GOAL: Wherever the string "name" appears in a line, extract that line.

GIVEN RECORDS:
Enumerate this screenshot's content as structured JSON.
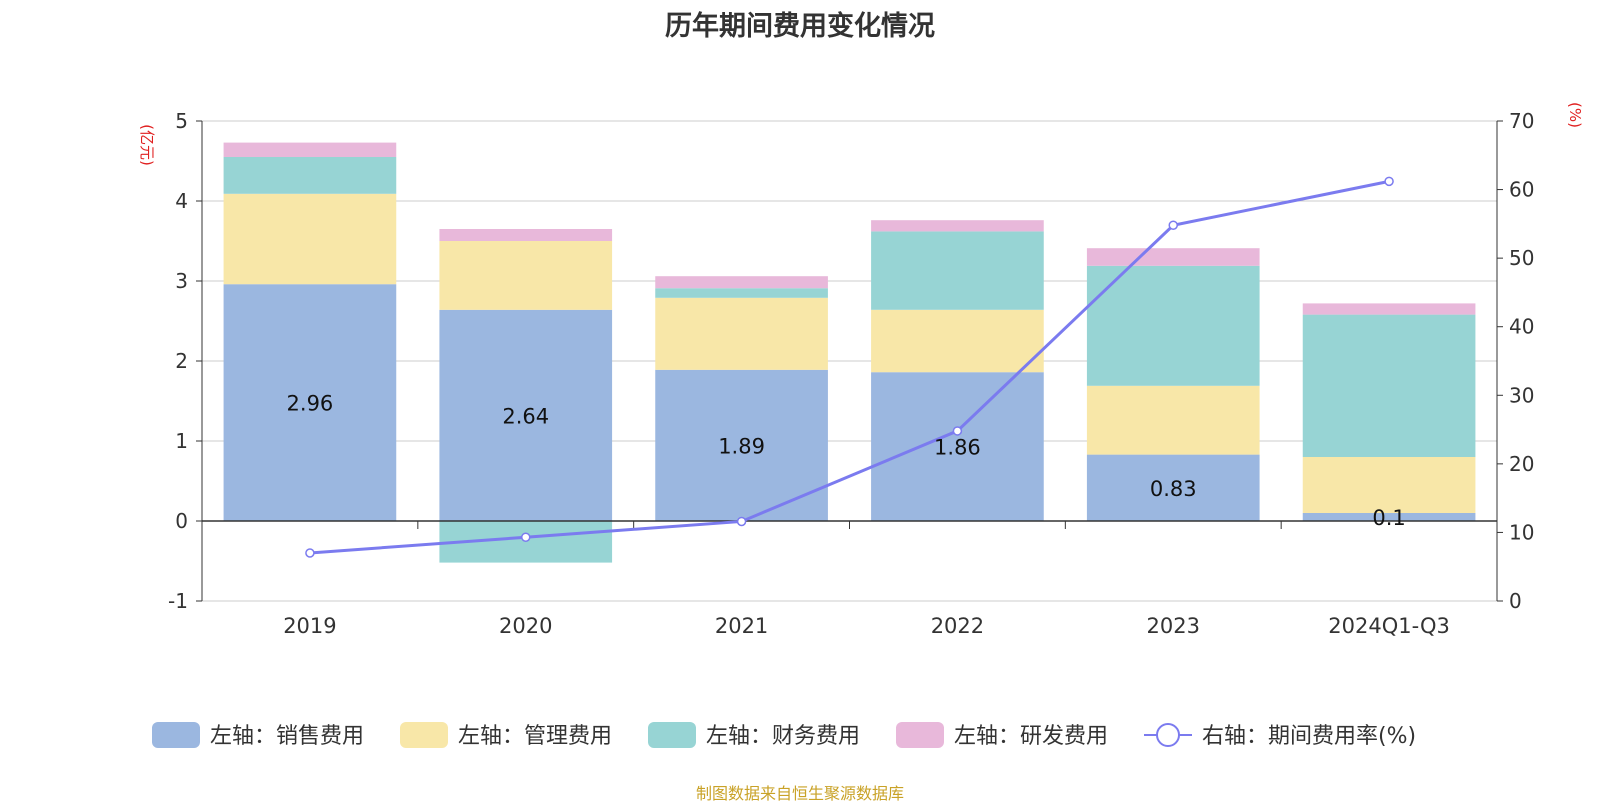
{
  "chart_data": {
    "type": "bar",
    "title": "历年期间费用变化情况",
    "categories": [
      "2019",
      "2020",
      "2021",
      "2022",
      "2023",
      "2024Q1-Q3"
    ],
    "y_left": {
      "label": "(亿元)",
      "ylim": [
        -1,
        5
      ],
      "ticks": [
        -1,
        0,
        1,
        2,
        3,
        4,
        5
      ]
    },
    "y_right": {
      "label": "(%)",
      "ylim": [
        0,
        70
      ],
      "ticks": [
        0,
        10,
        20,
        30,
        40,
        50,
        60,
        70
      ]
    },
    "stacked": true,
    "series": [
      {
        "name": "左轴：销售费用",
        "axis": "left",
        "type": "bar",
        "color": "#9bb7e0",
        "values": [
          2.96,
          2.64,
          1.89,
          1.86,
          0.83,
          0.1
        ],
        "data_labels": [
          "2.96",
          "2.64",
          "1.89",
          "1.86",
          "0.83",
          "0.1"
        ]
      },
      {
        "name": "左轴：管理费用",
        "axis": "left",
        "type": "bar",
        "color": "#f8e7a8",
        "values": [
          1.13,
          0.86,
          0.9,
          0.78,
          0.86,
          0.7
        ]
      },
      {
        "name": "左轴：财务费用",
        "axis": "left",
        "type": "bar",
        "color": "#97d4d4",
        "values": [
          0.46,
          -0.52,
          0.12,
          0.98,
          1.5,
          1.78
        ]
      },
      {
        "name": "左轴：研发费用",
        "axis": "left",
        "type": "bar",
        "color": "#e8b8da",
        "values": [
          0.18,
          0.15,
          0.15,
          0.14,
          0.22,
          0.14
        ]
      },
      {
        "name": "右轴：期间费用率(%)",
        "axis": "right",
        "type": "line",
        "color": "#7b7bef",
        "values": [
          7.0,
          9.3,
          11.6,
          24.8,
          54.8,
          61.2
        ]
      }
    ],
    "grid": true,
    "legend_position": "bottom"
  },
  "footer": {
    "source": "制图数据来自恒生聚源数据库"
  }
}
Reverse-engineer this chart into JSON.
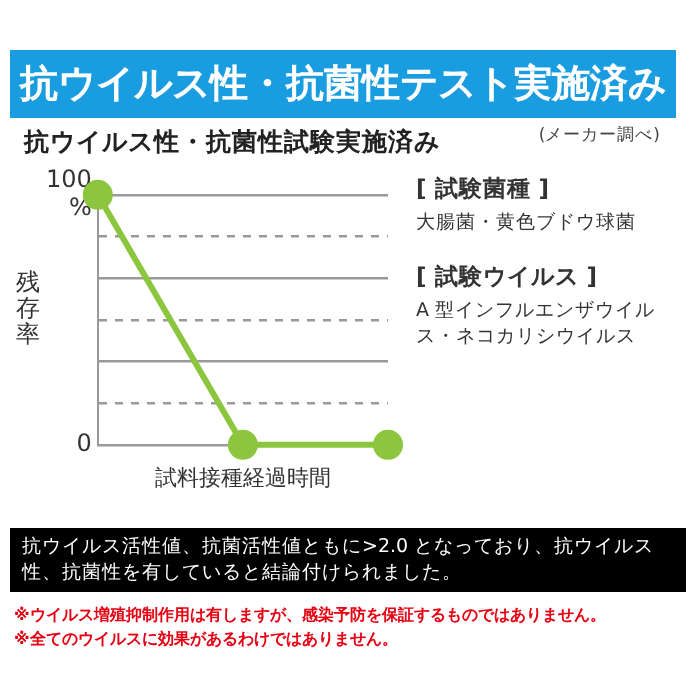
{
  "chart_data": {
    "type": "line",
    "title": "抗ウイルス性・抗菌性テスト実施済み",
    "subtitle": "抗ウイルス性・抗菌性試験実施済み",
    "xlabel": "試料接種経過時間",
    "ylabel": "残存率",
    "categories": [
      null,
      null,
      null
    ],
    "series": [
      {
        "color": "#8cc63f",
        "values": [
          100,
          0,
          0
        ]
      }
    ],
    "ylim": [
      0,
      100
    ],
    "yticks": [
      0,
      {
        "value": 16.7,
        "label": null
      },
      {
        "value": 33.3,
        "label": null
      },
      {
        "value": 50,
        "label": null
      },
      {
        "value": 66.7,
        "label": null
      },
      {
        "value": 83.3,
        "label": null
      },
      {
        "value": 100,
        "label": "100\n%"
      }
    ],
    "grid": "y",
    "legend": false,
    "marker": "circle",
    "line_style": "solid",
    "annotations": [
      "(メーカー調べ)",
      "[ 試験菌種 ]",
      "大腸菌・黄色ブドウ球菌",
      "[ 試験ウイルス ]",
      "A 型インフルエンザウイルス・ネコカリシウイルス",
      "抗ウイルス活性値、抗菌活性値ともに>2.0 となっており、抗ウイルス性、抗菌性を有していると結論付けられました。",
      "※ウイルス増殖抑制作用は有しますが、感染予防を保証するものではありません。",
      "※全てのウイルスに効果があるわけではありません。"
    ]
  }
}
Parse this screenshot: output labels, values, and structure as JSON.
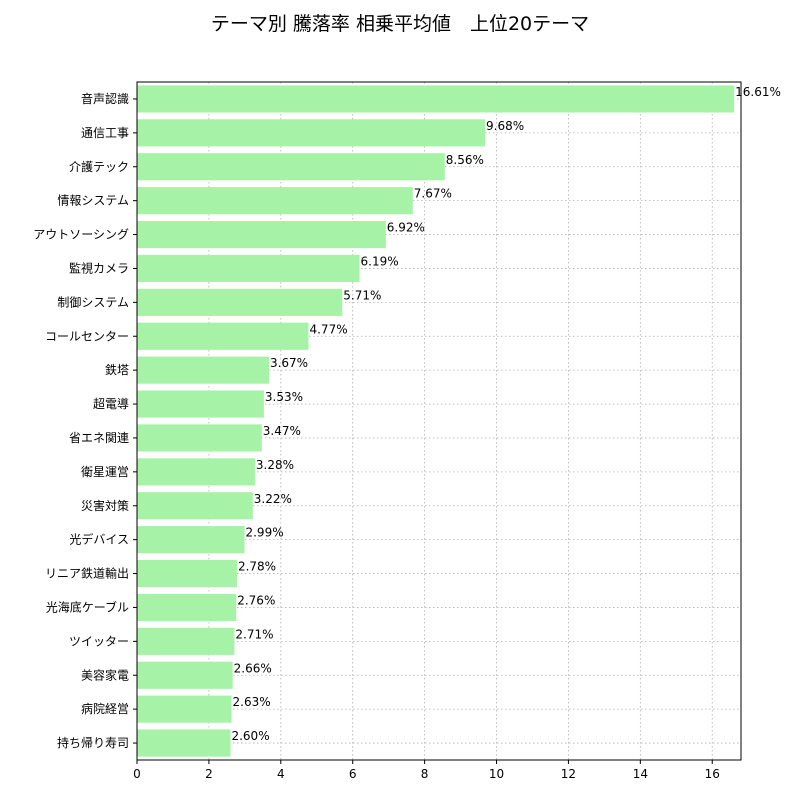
{
  "chart_data": {
    "type": "bar",
    "orientation": "horizontal",
    "title": "テーマ別 騰落率 相乗平均値　上位20テーマ",
    "xlabel": "",
    "ylabel": "",
    "xlim": [
      0,
      16.8
    ],
    "x_ticks": [
      0,
      2,
      4,
      6,
      8,
      10,
      12,
      14,
      16
    ],
    "x_tick_labels": [
      "0",
      "2",
      "4",
      "6",
      "8",
      "10",
      "12",
      "14",
      "16"
    ],
    "grid": true,
    "legend": "none",
    "bar_color": "#a6f2a6",
    "categories": [
      "音声認識",
      "通信工事",
      "介護テック",
      "情報システム",
      "アウトソーシング",
      "監視カメラ",
      "制御システム",
      "コールセンター",
      "鉄塔",
      "超電導",
      "省エネ関連",
      "衛星運営",
      "災害対策",
      "光デバイス",
      "リニア鉄道輸出",
      "光海底ケーブル",
      "ツイッター",
      "美容家電",
      "病院経営",
      "持ち帰り寿司"
    ],
    "values": [
      16.61,
      9.68,
      8.56,
      7.67,
      6.92,
      6.19,
      5.71,
      4.77,
      3.67,
      3.53,
      3.47,
      3.28,
      3.22,
      2.99,
      2.78,
      2.76,
      2.71,
      2.66,
      2.63,
      2.6
    ],
    "data_labels": [
      "16.61%",
      "9.68%",
      "8.56%",
      "7.67%",
      "6.92%",
      "6.19%",
      "5.71%",
      "4.77%",
      "3.67%",
      "3.53%",
      "3.47%",
      "3.28%",
      "3.22%",
      "2.99%",
      "2.78%",
      "2.76%",
      "2.71%",
      "2.66%",
      "2.63%",
      "2.60%"
    ]
  }
}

WRITTEN REPLY:
        "name": "左轴：销售费用",
        "name": "左轴：管理费用",
        "name": "左轴：财务费用",
        "name": "左轴：研发费用",
        "name": "右轴：期间费用率(%)",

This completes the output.